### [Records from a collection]
"""

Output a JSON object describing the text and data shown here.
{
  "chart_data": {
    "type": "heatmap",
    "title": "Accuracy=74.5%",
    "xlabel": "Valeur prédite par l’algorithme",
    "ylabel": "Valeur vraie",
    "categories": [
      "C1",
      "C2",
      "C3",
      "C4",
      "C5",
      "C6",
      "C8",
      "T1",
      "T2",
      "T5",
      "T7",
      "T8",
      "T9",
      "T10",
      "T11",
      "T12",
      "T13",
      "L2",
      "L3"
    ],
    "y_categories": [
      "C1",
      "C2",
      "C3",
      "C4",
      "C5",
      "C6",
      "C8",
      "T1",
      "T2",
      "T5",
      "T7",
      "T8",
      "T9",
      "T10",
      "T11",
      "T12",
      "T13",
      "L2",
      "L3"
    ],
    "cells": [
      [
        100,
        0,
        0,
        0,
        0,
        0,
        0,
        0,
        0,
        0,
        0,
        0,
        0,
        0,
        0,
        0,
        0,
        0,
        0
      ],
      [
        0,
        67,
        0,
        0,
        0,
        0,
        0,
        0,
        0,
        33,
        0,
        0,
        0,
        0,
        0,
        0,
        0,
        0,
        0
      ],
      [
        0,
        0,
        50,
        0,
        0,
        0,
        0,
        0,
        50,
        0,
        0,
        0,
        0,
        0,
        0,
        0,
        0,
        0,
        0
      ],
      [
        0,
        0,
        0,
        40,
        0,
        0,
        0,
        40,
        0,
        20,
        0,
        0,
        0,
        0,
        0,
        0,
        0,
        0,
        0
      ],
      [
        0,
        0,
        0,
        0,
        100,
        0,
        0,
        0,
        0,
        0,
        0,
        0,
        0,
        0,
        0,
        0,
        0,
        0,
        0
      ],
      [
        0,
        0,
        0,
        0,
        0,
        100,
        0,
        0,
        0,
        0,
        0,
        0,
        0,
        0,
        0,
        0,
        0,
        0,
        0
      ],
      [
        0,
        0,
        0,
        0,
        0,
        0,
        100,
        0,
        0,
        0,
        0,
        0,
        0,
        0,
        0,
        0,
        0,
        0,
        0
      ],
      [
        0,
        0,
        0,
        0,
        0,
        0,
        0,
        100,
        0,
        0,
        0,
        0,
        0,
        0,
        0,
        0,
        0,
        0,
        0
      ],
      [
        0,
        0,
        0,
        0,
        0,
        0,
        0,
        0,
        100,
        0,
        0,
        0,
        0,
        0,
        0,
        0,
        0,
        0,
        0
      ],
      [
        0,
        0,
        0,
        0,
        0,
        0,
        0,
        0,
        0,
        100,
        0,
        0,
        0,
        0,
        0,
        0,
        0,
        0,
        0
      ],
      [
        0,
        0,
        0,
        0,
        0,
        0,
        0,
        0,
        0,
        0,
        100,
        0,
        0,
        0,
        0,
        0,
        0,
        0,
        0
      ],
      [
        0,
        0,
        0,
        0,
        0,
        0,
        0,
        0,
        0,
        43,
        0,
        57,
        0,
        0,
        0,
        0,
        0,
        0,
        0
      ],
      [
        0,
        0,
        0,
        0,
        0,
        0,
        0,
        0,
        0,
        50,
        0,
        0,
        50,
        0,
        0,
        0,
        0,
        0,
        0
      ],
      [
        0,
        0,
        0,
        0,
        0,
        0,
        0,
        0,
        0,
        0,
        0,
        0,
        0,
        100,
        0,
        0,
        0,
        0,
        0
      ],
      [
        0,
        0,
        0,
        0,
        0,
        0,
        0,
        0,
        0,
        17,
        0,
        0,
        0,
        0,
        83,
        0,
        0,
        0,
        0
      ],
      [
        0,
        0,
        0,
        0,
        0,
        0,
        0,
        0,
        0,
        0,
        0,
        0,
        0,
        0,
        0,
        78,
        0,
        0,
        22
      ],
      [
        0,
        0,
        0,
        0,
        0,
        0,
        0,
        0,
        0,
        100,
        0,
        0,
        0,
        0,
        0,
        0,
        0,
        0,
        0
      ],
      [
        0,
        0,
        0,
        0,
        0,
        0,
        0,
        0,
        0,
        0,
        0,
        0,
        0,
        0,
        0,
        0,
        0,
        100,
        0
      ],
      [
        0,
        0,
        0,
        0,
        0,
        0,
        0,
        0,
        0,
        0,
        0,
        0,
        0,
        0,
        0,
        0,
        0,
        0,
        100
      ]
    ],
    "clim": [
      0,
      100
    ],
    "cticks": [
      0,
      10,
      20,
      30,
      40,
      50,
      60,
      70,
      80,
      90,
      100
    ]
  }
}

"""

### [EXERCISE GOAL]
List all lines from the entries that include the word "Valeur".

### [OUTPUT]
    "xlabel": "Valeur prédite par l’algorithme",
    "ylabel": "Valeur vraie",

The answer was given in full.